■ Instructions for the task:
Wherever a line below holds the word "Sathiamoorthy", copy that line.
start Provided records
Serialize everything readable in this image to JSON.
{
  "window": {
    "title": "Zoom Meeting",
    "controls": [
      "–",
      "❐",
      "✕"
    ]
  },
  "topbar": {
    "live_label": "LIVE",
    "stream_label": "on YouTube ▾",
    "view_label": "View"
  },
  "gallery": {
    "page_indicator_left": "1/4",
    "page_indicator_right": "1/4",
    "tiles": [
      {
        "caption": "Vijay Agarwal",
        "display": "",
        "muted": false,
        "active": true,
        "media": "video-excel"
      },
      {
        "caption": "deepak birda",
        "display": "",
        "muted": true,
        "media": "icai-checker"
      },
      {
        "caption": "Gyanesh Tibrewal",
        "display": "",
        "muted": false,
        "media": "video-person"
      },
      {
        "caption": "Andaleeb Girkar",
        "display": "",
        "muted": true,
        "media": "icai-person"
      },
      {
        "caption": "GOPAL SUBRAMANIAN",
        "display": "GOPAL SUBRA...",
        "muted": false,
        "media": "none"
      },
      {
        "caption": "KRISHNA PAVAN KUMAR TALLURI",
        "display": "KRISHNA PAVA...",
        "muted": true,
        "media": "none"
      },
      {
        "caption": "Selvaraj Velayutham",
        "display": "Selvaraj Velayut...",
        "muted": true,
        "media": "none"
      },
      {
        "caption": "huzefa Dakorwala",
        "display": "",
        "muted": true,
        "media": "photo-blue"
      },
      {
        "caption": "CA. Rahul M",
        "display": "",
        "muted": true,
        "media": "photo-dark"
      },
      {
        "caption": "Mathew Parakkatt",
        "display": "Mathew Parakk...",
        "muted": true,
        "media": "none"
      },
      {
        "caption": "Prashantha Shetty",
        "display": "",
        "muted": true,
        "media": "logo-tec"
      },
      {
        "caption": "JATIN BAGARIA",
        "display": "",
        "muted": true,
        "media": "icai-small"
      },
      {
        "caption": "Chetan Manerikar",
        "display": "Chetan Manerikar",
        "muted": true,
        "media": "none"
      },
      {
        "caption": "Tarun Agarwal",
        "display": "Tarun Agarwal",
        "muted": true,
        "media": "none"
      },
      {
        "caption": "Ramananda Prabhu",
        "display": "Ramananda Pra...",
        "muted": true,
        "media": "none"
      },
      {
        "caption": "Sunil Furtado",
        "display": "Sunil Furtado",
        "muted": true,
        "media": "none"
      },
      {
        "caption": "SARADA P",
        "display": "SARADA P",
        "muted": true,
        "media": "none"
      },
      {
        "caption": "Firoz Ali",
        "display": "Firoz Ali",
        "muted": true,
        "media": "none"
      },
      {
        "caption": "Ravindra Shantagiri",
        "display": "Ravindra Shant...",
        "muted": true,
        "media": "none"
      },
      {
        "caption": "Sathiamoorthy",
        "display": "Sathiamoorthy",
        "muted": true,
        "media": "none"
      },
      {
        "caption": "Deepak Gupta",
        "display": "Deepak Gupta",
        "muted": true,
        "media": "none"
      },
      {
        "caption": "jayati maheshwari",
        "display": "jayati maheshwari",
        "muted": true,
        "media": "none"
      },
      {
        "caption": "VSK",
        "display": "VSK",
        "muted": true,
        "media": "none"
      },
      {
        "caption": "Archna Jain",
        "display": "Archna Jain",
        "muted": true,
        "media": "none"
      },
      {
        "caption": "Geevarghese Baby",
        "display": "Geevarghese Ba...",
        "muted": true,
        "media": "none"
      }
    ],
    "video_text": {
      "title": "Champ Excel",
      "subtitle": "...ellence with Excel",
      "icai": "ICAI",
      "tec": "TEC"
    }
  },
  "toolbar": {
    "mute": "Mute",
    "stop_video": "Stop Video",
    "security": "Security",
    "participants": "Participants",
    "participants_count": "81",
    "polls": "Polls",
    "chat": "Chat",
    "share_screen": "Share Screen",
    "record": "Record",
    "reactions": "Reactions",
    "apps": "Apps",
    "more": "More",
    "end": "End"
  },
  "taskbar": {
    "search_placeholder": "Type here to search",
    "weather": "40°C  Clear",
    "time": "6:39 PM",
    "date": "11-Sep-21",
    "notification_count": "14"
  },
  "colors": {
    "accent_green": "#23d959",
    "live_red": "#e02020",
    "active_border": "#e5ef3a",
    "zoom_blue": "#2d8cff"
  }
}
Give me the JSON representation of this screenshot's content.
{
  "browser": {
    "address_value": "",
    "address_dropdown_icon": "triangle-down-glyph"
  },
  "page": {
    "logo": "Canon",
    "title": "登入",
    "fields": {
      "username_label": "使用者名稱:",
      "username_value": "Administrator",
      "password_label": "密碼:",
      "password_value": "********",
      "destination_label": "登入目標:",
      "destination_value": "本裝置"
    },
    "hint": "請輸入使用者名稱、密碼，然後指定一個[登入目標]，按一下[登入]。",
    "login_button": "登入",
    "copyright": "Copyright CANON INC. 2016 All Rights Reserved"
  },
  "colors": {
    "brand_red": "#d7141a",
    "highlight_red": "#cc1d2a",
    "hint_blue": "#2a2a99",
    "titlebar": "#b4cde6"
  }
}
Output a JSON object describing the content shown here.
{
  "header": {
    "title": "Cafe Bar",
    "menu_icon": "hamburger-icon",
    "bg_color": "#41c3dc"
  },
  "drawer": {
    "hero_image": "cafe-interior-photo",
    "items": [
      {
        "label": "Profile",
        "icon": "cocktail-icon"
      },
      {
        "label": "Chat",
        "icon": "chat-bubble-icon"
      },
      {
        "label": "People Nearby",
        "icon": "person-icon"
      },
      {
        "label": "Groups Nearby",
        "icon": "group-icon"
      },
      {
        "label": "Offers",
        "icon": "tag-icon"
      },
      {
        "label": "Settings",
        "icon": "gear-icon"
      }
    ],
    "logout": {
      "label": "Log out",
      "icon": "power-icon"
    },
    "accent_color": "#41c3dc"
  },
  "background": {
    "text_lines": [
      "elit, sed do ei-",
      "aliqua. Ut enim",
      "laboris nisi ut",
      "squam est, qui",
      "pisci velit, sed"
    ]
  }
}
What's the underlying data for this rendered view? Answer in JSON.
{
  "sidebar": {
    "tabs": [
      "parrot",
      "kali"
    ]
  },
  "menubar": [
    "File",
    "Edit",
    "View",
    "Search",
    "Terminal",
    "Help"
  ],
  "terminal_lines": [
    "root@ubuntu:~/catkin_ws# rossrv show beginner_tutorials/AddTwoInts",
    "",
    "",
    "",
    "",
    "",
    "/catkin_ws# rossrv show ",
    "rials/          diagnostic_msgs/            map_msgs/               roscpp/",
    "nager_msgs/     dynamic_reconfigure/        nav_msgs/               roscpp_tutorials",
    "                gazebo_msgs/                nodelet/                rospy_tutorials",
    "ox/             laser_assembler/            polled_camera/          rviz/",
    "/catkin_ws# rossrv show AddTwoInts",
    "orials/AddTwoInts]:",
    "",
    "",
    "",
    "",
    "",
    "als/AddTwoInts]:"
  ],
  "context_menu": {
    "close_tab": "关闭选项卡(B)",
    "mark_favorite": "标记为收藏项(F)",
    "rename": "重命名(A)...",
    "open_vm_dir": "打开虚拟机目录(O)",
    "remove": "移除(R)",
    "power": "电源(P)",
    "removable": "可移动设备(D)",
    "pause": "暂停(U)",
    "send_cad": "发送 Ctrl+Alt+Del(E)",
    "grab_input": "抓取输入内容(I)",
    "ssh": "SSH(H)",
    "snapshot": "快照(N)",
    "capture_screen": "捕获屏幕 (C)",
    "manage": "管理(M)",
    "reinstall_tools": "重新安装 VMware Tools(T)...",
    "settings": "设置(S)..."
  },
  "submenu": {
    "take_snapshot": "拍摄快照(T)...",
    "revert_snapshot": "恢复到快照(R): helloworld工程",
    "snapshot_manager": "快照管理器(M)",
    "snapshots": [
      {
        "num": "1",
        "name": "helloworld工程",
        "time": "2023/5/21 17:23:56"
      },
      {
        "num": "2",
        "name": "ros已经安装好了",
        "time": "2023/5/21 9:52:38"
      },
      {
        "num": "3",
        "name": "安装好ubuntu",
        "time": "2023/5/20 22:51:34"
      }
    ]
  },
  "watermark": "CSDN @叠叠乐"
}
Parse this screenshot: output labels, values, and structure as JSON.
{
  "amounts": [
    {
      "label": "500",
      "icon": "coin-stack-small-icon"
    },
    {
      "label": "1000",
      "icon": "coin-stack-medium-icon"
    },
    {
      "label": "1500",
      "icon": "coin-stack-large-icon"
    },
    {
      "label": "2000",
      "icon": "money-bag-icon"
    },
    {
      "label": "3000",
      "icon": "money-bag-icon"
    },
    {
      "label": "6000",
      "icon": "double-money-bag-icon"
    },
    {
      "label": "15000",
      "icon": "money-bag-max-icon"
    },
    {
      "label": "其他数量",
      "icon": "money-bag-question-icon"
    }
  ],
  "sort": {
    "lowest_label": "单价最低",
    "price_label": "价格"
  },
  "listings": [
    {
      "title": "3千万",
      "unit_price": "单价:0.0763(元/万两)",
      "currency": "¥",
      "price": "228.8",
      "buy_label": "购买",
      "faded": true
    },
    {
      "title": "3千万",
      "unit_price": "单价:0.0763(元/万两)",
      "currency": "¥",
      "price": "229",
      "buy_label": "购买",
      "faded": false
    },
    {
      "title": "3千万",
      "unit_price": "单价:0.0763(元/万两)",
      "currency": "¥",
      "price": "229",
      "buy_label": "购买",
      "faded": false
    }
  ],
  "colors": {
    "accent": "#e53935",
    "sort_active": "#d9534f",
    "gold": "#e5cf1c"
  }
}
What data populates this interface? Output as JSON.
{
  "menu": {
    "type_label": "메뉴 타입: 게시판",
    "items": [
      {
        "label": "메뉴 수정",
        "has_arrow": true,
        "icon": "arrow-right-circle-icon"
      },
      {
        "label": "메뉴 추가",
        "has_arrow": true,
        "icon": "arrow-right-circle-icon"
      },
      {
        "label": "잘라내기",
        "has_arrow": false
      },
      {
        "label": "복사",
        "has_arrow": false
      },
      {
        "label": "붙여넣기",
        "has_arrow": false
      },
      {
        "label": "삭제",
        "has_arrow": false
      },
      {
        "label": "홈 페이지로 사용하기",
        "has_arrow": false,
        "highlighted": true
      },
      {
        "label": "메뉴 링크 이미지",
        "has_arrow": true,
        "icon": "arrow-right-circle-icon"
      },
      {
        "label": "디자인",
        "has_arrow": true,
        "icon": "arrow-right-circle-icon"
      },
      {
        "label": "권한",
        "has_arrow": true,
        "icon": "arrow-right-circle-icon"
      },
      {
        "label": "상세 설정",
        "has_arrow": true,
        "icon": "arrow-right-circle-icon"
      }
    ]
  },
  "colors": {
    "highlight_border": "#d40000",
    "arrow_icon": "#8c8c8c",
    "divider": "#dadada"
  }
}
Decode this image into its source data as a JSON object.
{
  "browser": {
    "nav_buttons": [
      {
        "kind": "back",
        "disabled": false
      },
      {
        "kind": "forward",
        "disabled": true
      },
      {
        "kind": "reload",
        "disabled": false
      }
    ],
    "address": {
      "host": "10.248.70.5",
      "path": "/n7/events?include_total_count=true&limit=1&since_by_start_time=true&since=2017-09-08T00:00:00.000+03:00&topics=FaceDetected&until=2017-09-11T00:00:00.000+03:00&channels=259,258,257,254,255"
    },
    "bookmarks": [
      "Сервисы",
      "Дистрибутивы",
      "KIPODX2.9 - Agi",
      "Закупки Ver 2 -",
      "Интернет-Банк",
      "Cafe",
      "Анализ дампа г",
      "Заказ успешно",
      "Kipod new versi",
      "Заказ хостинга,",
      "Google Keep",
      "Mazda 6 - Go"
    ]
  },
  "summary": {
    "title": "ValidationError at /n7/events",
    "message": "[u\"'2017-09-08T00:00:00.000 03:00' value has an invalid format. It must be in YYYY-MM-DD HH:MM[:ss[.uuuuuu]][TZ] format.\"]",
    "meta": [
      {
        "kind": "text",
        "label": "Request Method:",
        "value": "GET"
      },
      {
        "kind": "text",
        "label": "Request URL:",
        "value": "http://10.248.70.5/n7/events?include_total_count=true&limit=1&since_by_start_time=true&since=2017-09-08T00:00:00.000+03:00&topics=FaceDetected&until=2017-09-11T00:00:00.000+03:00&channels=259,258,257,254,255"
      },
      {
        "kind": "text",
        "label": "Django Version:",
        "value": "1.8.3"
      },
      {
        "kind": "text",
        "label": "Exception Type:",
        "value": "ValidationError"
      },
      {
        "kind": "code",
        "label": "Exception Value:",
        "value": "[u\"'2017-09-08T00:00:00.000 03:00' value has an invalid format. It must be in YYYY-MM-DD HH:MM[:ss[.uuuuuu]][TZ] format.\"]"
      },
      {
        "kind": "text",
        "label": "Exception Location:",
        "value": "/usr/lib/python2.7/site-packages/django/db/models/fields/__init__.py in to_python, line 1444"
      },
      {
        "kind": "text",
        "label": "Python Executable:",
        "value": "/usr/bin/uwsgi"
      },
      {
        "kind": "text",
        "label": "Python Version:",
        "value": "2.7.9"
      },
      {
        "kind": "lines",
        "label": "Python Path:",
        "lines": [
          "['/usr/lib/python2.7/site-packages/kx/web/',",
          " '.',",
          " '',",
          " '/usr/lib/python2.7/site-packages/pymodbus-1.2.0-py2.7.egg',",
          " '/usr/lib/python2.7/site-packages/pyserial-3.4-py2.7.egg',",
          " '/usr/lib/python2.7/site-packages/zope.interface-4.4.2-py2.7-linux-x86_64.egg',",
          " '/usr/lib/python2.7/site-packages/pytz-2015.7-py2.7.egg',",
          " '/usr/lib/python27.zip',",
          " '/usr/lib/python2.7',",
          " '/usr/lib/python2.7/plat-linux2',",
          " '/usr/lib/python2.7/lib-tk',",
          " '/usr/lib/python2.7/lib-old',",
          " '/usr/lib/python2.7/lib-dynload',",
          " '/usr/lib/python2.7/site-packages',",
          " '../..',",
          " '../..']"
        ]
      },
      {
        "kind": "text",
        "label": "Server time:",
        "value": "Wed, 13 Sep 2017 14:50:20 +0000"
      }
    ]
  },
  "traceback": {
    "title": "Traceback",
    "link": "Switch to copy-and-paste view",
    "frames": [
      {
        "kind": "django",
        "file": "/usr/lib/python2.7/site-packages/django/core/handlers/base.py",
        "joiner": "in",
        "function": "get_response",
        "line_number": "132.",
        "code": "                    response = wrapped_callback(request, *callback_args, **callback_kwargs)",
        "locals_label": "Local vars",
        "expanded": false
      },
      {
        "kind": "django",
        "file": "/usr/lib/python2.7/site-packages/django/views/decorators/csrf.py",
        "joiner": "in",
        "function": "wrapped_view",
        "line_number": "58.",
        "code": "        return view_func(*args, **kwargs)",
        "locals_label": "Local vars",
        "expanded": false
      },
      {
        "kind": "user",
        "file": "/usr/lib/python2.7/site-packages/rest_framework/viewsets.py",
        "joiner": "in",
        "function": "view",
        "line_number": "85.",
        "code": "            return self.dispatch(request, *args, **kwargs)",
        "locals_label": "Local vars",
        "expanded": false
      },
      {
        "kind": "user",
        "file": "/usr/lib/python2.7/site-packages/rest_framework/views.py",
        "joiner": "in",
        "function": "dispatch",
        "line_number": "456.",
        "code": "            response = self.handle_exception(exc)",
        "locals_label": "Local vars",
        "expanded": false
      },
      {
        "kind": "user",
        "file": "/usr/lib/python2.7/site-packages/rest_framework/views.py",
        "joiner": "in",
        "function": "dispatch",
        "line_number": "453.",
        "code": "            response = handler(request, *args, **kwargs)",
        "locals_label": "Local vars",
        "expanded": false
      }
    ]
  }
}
end Provided records
■ Solved exercise:
        "caption": "Sathiamoorthy",
        "display": "Sathiamoorthy",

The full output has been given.